- [Raw data]:

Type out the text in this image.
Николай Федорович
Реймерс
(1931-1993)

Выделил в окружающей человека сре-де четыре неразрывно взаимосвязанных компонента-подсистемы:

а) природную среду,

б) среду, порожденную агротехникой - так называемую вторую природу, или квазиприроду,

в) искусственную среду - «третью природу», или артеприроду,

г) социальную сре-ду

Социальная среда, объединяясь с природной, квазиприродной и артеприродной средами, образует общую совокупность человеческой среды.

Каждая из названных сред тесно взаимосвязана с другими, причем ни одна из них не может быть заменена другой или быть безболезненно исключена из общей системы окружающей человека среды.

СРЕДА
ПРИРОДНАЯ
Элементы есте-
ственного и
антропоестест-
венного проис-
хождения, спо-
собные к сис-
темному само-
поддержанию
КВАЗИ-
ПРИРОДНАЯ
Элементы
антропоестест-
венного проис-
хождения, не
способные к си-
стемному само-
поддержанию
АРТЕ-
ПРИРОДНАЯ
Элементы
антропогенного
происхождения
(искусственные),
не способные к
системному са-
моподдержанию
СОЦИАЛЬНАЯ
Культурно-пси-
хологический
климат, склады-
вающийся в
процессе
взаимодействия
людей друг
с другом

- [Exercise goal]:
Output the lines above verbatim and in full.

- [Worked answer]:
Type out the text in this image.
Николай Федорович
Реймерс
(1931-1993)

Выделил в окружающей человека сре-де четыре неразрывно взаимосвязанных компонента-подсистемы:

а) природную среду,

б) среду, порожденную агротехникой - так называемую вторую природу, или квазиприроду,

в) искусственную среду - «третью природу», или артеприроду,

г) социальную сре-ду

Социальная среда, объединяясь с природной, квазиприродной и артеприродной средами, образует общую совокупность человеческой среды.

Каждая из названных сред тесно взаимосвязана с другими, причем ни одна из них не может быть заменена другой или быть безболезненно исключена из общей системы окружающей человека среды.

СРЕДА
ПРИРОДНАЯ
Элементы есте-
ственного и
антропоестест-
венного проис-
хождения, спо-
собные к сис-
темному само-
поддержанию
КВАЗИ-
ПРИРОДНАЯ
Элементы
антропоестест-
венного проис-
хождения, не
способные к си-
стемному само-
поддержанию
АРТЕ-
ПРИРОДНАЯ
Элементы
антропогенного
происхождения
(искусственные),
не способные к
системному са-
моподдержанию
СОЦИАЛЬНАЯ
Культурно-пси-
хологический
климат, склады-
вающийся в
процессе
взаимодействия
людей друг
с другом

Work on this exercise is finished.